──────── DATASET ENTRIES ────────

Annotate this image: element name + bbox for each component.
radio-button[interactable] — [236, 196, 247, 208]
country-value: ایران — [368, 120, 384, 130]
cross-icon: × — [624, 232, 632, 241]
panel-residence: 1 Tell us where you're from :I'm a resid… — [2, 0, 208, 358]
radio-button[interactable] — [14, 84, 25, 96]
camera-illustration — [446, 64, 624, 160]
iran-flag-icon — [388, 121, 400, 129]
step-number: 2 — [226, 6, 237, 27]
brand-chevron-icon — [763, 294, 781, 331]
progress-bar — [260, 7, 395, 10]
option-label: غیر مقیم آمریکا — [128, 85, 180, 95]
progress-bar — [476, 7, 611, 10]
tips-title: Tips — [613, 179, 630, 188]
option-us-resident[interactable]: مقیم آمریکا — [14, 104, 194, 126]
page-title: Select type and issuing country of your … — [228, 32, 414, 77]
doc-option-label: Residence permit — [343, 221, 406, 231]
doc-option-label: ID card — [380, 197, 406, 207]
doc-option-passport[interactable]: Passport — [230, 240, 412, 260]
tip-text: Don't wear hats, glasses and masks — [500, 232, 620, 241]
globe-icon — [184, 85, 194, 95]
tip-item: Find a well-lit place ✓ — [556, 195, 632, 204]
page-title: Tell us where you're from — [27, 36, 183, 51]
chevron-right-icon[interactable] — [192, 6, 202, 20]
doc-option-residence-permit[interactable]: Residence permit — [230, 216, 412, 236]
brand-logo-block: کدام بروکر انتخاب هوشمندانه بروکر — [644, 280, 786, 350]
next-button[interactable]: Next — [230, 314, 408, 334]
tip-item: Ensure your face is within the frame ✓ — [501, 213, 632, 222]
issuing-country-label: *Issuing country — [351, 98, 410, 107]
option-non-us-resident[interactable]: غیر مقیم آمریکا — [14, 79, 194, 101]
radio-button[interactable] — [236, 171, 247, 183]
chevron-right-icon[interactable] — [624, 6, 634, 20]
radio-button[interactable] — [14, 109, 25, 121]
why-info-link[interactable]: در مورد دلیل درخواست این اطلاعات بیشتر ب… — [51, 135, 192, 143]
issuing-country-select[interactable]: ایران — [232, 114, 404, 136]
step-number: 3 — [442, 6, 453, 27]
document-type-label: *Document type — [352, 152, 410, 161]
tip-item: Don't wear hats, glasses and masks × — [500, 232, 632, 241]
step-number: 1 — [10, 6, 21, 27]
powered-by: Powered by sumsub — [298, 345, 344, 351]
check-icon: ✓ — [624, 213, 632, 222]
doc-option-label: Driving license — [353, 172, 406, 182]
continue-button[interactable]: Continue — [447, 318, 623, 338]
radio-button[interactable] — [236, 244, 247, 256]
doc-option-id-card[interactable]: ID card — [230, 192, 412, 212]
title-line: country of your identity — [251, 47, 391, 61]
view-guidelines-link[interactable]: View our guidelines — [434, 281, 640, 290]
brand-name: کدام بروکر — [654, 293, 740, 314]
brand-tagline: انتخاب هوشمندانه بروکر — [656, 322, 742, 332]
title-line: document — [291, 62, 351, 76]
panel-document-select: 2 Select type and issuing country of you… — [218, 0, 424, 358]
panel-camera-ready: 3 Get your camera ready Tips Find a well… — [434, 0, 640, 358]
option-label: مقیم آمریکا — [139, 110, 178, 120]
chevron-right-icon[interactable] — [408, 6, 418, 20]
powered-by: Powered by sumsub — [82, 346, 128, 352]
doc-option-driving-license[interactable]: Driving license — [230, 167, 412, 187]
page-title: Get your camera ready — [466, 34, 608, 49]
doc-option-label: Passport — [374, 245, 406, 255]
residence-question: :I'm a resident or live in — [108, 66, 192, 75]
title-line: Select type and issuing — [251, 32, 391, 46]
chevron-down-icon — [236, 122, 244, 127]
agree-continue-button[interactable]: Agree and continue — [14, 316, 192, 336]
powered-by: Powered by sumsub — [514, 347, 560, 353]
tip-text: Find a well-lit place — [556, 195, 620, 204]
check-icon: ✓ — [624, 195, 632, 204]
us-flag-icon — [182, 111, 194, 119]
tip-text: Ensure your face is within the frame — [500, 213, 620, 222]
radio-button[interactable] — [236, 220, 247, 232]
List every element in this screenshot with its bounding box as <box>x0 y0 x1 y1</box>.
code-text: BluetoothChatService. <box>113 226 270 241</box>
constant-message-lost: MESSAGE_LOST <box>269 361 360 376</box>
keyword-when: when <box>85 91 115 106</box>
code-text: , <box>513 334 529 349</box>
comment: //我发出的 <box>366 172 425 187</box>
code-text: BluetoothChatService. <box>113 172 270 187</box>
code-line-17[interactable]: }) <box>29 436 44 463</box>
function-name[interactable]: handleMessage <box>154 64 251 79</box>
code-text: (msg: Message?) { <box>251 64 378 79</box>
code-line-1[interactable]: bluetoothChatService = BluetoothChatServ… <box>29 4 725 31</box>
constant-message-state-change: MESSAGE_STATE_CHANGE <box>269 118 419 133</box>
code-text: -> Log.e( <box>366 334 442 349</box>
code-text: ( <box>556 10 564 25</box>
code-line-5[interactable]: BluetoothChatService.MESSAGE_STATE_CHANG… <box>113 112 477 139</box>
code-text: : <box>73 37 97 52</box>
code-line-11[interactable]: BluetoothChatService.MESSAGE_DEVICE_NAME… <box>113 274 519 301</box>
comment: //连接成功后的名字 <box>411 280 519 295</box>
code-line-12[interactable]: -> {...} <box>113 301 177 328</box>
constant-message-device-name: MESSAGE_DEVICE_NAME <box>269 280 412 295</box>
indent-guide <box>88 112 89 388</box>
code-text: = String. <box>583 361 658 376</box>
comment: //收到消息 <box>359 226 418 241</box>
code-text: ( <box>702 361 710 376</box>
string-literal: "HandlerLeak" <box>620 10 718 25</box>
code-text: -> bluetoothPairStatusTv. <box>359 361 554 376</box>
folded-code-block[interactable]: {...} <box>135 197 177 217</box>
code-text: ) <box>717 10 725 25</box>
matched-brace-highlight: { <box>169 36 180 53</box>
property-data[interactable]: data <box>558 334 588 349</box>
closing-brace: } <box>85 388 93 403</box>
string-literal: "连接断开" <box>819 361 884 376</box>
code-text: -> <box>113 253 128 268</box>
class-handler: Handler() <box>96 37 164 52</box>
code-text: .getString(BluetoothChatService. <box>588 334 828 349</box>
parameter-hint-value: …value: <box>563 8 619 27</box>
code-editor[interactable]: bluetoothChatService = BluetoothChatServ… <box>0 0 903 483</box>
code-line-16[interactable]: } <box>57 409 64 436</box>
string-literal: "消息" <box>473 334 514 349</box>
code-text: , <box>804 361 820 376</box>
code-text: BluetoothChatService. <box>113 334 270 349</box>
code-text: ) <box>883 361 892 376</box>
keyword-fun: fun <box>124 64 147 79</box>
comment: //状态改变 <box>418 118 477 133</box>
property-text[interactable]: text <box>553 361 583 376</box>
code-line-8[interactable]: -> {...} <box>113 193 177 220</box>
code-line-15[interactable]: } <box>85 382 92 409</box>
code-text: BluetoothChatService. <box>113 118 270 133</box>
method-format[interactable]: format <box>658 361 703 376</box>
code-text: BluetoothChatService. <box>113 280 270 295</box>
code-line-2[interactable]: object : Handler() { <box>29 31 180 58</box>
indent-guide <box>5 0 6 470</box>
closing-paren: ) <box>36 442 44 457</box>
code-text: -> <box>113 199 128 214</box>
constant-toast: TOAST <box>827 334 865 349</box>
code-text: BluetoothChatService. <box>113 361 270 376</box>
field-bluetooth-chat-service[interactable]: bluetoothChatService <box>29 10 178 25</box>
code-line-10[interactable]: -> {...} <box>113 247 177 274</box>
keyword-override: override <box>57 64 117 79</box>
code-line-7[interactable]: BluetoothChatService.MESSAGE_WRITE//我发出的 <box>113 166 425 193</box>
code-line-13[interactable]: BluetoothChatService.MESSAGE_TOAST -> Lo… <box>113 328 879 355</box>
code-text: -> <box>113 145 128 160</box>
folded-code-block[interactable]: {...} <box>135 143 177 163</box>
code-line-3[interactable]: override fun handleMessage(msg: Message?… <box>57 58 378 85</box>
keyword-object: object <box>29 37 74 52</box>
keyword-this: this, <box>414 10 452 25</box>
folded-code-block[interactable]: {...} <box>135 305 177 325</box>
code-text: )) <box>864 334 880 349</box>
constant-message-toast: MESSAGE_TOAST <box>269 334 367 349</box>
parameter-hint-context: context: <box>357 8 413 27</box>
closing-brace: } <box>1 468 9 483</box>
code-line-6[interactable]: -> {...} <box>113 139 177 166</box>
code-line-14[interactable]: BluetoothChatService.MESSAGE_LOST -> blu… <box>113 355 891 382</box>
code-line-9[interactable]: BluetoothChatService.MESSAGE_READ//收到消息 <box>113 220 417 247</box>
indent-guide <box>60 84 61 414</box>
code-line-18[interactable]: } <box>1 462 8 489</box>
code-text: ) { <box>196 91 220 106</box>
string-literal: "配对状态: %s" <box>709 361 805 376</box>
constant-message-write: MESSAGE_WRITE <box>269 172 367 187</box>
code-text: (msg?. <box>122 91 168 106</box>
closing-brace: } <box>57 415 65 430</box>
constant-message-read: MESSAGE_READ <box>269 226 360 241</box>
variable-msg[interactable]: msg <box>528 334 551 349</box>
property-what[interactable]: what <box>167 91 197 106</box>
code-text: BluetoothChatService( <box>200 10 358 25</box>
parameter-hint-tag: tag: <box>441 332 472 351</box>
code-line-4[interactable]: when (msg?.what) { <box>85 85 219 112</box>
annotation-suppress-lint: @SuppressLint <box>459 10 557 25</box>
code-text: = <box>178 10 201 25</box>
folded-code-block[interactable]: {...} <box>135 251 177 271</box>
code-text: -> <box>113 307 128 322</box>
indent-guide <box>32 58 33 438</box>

────────

TASK REQUIREMENTS
Can you print the data from its first line through the line that contains "option-us-resident[interactable]: مقیم آمریکا", both ends included?

RESPONSE
Annotate this image: element name + bbox for each component.
radio-button[interactable] — [236, 196, 247, 208]
country-value: ایران — [368, 120, 384, 130]
cross-icon: × — [624, 232, 632, 241]
panel-residence: 1 Tell us where you're from :I'm a resid… — [2, 0, 208, 358]
radio-button[interactable] — [14, 84, 25, 96]
camera-illustration — [446, 64, 624, 160]
iran-flag-icon — [388, 121, 400, 129]
step-number: 2 — [226, 6, 237, 27]
brand-chevron-icon — [763, 294, 781, 331]
progress-bar — [260, 7, 395, 10]
option-label: غیر مقیم آمریکا — [128, 85, 180, 95]
progress-bar — [476, 7, 611, 10]
tips-title: Tips — [613, 179, 630, 188]
option-us-resident[interactable]: مقیم آمریکا — [14, 104, 194, 126]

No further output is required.